- Recorded data:
****************

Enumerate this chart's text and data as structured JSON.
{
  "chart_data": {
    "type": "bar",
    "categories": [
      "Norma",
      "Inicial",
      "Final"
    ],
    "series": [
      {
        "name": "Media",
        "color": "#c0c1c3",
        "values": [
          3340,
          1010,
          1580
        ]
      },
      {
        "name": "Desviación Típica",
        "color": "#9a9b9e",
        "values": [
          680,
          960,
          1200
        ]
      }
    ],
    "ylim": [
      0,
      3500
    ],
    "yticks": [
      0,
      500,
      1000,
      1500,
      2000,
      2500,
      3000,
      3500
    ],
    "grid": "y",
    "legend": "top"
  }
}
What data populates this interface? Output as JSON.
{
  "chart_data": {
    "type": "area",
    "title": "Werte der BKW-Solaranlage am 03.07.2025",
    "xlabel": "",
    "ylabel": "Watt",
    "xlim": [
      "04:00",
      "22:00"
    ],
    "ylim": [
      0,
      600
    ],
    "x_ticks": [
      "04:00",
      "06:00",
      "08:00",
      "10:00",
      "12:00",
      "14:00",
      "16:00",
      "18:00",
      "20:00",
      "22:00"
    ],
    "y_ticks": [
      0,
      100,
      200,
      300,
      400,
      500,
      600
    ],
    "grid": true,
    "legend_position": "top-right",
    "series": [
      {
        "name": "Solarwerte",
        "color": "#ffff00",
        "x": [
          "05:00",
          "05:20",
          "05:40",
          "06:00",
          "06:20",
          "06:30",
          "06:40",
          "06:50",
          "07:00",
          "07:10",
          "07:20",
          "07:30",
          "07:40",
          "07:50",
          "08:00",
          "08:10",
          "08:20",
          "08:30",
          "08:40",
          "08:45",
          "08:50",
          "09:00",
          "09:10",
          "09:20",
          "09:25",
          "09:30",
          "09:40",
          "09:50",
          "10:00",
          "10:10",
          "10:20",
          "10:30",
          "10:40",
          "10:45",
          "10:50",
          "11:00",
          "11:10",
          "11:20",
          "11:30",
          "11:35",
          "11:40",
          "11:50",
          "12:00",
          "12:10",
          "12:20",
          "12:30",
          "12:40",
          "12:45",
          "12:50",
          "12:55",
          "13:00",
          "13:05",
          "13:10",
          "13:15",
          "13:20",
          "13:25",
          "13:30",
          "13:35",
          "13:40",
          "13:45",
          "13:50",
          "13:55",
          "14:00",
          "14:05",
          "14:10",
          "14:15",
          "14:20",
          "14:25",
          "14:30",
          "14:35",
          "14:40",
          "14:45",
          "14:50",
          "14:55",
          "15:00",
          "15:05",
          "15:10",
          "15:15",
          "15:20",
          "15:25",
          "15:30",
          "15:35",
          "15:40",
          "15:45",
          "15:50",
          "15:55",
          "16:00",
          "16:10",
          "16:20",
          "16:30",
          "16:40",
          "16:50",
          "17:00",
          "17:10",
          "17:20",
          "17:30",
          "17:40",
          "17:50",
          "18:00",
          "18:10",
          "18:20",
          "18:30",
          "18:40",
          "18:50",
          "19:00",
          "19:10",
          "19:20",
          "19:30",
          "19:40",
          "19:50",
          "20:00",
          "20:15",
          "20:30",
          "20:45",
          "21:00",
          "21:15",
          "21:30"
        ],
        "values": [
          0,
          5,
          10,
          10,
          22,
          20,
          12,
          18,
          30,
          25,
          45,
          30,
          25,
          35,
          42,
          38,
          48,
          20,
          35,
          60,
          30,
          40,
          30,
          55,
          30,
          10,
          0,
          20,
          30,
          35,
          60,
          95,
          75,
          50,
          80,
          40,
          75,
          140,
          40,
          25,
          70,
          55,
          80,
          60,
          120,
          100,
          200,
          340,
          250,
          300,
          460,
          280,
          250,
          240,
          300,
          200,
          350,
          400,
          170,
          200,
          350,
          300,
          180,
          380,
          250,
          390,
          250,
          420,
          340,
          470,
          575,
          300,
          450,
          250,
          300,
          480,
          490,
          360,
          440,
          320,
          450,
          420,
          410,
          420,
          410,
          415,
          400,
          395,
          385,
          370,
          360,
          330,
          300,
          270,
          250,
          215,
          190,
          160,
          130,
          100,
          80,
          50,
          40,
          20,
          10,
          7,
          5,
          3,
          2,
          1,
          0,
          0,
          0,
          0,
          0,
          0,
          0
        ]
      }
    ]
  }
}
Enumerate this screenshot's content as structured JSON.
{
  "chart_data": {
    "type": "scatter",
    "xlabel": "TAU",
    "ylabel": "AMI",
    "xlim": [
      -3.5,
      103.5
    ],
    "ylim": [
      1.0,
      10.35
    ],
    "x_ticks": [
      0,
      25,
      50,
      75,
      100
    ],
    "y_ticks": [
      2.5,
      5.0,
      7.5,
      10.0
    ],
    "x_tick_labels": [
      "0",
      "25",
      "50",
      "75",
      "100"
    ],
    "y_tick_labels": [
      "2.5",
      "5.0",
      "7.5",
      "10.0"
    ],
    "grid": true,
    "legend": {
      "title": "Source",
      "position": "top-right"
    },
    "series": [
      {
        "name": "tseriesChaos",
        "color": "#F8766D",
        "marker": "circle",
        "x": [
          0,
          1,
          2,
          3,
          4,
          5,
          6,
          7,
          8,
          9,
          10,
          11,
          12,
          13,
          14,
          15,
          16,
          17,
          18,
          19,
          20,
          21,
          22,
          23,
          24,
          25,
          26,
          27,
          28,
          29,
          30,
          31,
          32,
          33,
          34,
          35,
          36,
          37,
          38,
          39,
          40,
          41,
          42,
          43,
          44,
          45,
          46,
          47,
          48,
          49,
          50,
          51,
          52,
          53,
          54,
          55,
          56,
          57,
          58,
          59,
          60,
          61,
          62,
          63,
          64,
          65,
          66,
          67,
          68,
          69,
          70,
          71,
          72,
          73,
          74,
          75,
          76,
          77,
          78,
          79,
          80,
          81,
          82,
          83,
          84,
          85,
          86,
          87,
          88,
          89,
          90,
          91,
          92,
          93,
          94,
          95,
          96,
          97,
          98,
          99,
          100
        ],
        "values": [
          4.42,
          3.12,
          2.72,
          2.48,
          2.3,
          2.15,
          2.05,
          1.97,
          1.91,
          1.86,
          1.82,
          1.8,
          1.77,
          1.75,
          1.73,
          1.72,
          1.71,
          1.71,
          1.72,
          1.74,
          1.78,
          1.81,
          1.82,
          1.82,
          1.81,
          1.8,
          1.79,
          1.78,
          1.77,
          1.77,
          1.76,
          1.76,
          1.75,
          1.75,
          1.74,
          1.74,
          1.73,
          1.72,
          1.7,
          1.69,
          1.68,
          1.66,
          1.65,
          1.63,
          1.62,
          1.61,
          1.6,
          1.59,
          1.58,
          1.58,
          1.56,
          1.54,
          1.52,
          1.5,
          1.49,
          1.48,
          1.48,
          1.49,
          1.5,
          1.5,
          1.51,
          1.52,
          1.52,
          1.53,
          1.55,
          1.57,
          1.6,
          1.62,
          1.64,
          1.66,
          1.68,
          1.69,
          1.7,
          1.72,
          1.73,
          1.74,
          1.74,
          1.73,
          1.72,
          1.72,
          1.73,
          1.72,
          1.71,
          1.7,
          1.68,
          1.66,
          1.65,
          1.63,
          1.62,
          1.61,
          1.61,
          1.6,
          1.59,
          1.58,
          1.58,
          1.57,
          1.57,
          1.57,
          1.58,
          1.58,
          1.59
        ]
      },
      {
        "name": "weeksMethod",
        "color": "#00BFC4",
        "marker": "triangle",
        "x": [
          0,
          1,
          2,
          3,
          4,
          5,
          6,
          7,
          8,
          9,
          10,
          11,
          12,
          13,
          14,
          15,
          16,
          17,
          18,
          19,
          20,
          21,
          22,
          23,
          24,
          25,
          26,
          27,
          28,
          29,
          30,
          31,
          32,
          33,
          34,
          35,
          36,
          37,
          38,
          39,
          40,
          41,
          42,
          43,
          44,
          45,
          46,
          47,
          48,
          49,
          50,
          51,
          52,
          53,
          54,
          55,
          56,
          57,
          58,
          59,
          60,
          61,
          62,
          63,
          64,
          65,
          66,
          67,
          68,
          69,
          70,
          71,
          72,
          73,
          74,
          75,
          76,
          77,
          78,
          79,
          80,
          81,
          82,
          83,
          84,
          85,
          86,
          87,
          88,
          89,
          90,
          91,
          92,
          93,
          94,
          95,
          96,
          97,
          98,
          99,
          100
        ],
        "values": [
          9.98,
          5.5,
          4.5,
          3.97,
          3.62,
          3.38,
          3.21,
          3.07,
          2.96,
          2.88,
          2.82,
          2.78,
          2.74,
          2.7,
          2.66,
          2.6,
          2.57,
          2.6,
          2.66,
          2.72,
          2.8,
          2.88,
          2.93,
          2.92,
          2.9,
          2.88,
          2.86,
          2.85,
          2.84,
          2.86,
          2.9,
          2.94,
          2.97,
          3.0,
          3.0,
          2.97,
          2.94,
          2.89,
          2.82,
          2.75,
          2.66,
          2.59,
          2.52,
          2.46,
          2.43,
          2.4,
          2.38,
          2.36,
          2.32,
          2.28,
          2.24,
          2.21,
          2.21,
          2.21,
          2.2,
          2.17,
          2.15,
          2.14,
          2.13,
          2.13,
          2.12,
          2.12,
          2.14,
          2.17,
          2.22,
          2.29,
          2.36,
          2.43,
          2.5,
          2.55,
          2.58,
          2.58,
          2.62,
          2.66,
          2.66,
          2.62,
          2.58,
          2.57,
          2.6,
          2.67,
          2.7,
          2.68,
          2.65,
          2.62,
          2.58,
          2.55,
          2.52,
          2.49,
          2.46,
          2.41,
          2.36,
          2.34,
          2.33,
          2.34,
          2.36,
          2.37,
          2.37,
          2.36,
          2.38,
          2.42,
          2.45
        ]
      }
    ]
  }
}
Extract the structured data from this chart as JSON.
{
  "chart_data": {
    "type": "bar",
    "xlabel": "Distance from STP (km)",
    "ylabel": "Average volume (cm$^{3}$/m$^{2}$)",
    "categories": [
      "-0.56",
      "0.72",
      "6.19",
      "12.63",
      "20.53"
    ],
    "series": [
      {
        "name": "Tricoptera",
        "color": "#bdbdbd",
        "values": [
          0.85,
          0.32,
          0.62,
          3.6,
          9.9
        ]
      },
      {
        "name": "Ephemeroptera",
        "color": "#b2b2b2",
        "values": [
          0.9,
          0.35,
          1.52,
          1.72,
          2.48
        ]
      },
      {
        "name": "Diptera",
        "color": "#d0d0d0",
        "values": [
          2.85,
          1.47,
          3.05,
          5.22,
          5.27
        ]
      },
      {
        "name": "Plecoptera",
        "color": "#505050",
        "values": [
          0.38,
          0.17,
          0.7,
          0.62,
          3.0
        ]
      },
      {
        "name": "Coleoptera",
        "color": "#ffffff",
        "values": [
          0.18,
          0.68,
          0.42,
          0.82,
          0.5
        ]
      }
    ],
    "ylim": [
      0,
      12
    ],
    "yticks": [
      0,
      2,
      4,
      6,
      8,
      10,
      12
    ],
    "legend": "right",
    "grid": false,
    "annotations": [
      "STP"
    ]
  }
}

****************

- Written task: Show all lines from the records above where the word "color" occurs.

- Solution for this task:
        "color": "#c0c1c3",
        "color": "#9a9b9e",
        "color": "#ffff00",
        "color": "#F8766D",
        "color": "#00BFC4",
        "color": "#bdbdbd",
        "color": "#b2b2b2",
        "color": "#d0d0d0",
        "color": "#505050",
        "color": "#ffffff",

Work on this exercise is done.